Dataset entries:
# # # # # # #

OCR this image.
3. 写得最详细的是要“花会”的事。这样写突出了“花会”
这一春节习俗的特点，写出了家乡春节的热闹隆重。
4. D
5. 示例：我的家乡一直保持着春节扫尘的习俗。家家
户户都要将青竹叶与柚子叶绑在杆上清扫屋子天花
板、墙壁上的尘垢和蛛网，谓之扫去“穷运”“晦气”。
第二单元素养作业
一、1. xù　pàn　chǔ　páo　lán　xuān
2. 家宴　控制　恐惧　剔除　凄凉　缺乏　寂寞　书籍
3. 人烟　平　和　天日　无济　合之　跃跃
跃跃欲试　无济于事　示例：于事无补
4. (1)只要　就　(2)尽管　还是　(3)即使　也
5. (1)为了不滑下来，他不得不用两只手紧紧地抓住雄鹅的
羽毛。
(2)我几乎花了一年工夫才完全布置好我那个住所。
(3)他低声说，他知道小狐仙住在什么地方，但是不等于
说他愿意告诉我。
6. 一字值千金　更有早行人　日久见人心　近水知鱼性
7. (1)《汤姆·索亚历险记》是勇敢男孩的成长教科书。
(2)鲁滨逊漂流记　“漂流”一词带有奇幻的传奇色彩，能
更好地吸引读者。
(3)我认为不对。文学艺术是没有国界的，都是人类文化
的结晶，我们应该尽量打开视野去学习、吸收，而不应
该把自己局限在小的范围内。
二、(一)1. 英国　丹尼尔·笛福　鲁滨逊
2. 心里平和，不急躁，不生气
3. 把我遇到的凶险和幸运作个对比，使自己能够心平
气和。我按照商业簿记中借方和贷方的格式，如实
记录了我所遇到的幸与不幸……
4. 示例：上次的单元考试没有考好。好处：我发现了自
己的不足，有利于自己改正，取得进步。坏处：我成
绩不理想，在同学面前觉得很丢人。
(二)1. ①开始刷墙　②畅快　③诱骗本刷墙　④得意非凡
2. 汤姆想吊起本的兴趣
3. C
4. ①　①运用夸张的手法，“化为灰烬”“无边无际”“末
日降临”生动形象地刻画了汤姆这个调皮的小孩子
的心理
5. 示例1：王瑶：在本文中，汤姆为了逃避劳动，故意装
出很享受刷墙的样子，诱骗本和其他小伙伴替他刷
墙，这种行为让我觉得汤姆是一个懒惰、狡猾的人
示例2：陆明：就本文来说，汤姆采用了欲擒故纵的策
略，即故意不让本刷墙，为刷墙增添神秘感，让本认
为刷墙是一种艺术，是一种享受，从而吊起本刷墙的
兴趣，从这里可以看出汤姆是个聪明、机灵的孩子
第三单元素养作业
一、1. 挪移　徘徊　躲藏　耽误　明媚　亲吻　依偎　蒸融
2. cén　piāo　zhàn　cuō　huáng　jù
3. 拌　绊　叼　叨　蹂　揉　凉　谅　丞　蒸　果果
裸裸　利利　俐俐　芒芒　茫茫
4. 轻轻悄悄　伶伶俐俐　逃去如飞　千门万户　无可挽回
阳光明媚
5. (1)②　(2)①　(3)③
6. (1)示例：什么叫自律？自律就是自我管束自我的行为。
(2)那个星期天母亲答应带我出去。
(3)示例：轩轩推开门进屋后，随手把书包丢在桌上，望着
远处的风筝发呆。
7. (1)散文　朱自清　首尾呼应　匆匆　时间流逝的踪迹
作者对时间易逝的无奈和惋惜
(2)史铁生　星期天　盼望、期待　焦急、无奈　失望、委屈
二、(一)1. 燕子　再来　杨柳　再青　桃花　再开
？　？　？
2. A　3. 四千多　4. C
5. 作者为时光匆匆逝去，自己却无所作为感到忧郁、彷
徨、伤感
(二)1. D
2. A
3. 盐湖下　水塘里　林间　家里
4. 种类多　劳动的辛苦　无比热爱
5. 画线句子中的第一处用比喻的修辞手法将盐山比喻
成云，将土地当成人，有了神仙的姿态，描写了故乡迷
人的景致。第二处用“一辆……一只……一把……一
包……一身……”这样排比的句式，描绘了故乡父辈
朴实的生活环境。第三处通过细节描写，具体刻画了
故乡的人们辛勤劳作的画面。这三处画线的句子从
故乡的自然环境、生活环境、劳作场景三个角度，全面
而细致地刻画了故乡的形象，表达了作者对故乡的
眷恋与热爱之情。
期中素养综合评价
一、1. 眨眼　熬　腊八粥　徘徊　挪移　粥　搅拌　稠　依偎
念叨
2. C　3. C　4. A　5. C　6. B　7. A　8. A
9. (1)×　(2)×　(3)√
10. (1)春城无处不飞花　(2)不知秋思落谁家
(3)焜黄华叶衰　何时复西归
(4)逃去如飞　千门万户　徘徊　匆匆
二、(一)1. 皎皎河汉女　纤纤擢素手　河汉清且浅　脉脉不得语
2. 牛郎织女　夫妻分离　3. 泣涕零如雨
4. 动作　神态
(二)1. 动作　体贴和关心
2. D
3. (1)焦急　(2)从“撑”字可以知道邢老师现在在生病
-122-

# # # # # # #

What needs to be done
Would you write down every record again, exactly?

Answer for this exercise
OCR this image.
3. 写得最详细的是要“花会”的事。这样写突出了“花会”
这一春节习俗的特点，写出了家乡春节的热闹隆重。
4. D
5. 示例：我的家乡一直保持着春节扫尘的习俗。家家
户户都要将青竹叶与柚子叶绑在杆上清扫屋子天花
板、墙壁上的尘垢和蛛网，谓之扫去“穷运”“晦气”。
第二单元素养作业
一、1. xù　pàn　chǔ　páo　lán　xuān
2. 家宴　控制　恐惧　剔除　凄凉　缺乏　寂寞　书籍
3. 人烟　平　和　天日　无济　合之　跃跃
跃跃欲试　无济于事　示例：于事无补
4. (1)只要　就　(2)尽管　还是　(3)即使　也
5. (1)为了不滑下来，他不得不用两只手紧紧地抓住雄鹅的
羽毛。
(2)我几乎花了一年工夫才完全布置好我那个住所。
(3)他低声说，他知道小狐仙住在什么地方，但是不等于
说他愿意告诉我。
6. 一字值千金　更有早行人　日久见人心　近水知鱼性
7. (1)《汤姆·索亚历险记》是勇敢男孩的成长教科书。
(2)鲁滨逊漂流记　“漂流”一词带有奇幻的传奇色彩，能
更好地吸引读者。
(3)我认为不对。文学艺术是没有国界的，都是人类文化
的结晶，我们应该尽量打开视野去学习、吸收，而不应
该把自己局限在小的范围内。
二、(一)1. 英国　丹尼尔·笛福　鲁滨逊
2. 心里平和，不急躁，不生气
3. 把我遇到的凶险和幸运作个对比，使自己能够心平
气和。我按照商业簿记中借方和贷方的格式，如实
记录了我所遇到的幸与不幸……
4. 示例：上次的单元考试没有考好。好处：我发现了自
己的不足，有利于自己改正，取得进步。坏处：我成
绩不理想，在同学面前觉得很丢人。
(二)1. ①开始刷墙　②畅快　③诱骗本刷墙　④得意非凡
2. 汤姆想吊起本的兴趣
3. C
4. ①　①运用夸张的手法，“化为灰烬”“无边无际”“末
日降临”生动形象地刻画了汤姆这个调皮的小孩子
的心理
5. 示例1：王瑶：在本文中，汤姆为了逃避劳动，故意装
出很享受刷墙的样子，诱骗本和其他小伙伴替他刷
墙，这种行为让我觉得汤姆是一个懒惰、狡猾的人
示例2：陆明：就本文来说，汤姆采用了欲擒故纵的策
略，即故意不让本刷墙，为刷墙增添神秘感，让本认
为刷墙是一种艺术，是一种享受，从而吊起本刷墙的
兴趣，从这里可以看出汤姆是个聪明、机灵的孩子
第三单元素养作业
一、1. 挪移　徘徊　躲藏　耽误　明媚　亲吻　依偎　蒸融
2. cén　piāo　zhàn　cuō　huáng　jù
3. 拌　绊　叼　叨　蹂　揉　凉　谅　丞　蒸　果果
裸裸　利利　俐俐　芒芒　茫茫
4. 轻轻悄悄　伶伶俐俐　逃去如飞　千门万户　无可挽回
阳光明媚
5. (1)②　(2)①　(3)③
6. (1)示例：什么叫自律？自律就是自我管束自我的行为。
(2)那个星期天母亲答应带我出去。
(3)示例：轩轩推开门进屋后，随手把书包丢在桌上，望着
远处的风筝发呆。
7. (1)散文　朱自清　首尾呼应　匆匆　时间流逝的踪迹
作者对时间易逝的无奈和惋惜
(2)史铁生　星期天　盼望、期待　焦急、无奈　失望、委屈
二、(一)1. 燕子　再来　杨柳　再青　桃花　再开
？　？　？
2. A　3. 四千多　4. C
5. 作者为时光匆匆逝去，自己却无所作为感到忧郁、彷
徨、伤感
(二)1. D
2. A
3. 盐湖下　水塘里　林间　家里
4. 种类多　劳动的辛苦　无比热爱
5. 画线句子中的第一处用比喻的修辞手法将盐山比喻
成云，将土地当成人，有了神仙的姿态，描写了故乡迷
人的景致。第二处用“一辆……一只……一把……一
包……一身……”这样排比的句式，描绘了故乡父辈
朴实的生活环境。第三处通过细节描写，具体刻画了
故乡的人们辛勤劳作的画面。这三处画线的句子从
故乡的自然环境、生活环境、劳作场景三个角度，全面
而细致地刻画了故乡的形象，表达了作者对故乡的
眷恋与热爱之情。
期中素养综合评价
一、1. 眨眼　熬　腊八粥　徘徊　挪移　粥　搅拌　稠　依偎
念叨
2. C　3. C　4. A　5. C　6. B　7. A　8. A
9. (1)×　(2)×　(3)√
10. (1)春城无处不飞花　(2)不知秋思落谁家
(3)焜黄华叶衰　何时复西归
(4)逃去如飞　千门万户　徘徊　匆匆
二、(一)1. 皎皎河汉女　纤纤擢素手　河汉清且浅　脉脉不得语
2. 牛郎织女　夫妻分离　3. 泣涕零如雨
4. 动作　神态
(二)1. 动作　体贴和关心
2. D
3. (1)焦急　(2)从“撑”字可以知道邢老师现在在生病
-122-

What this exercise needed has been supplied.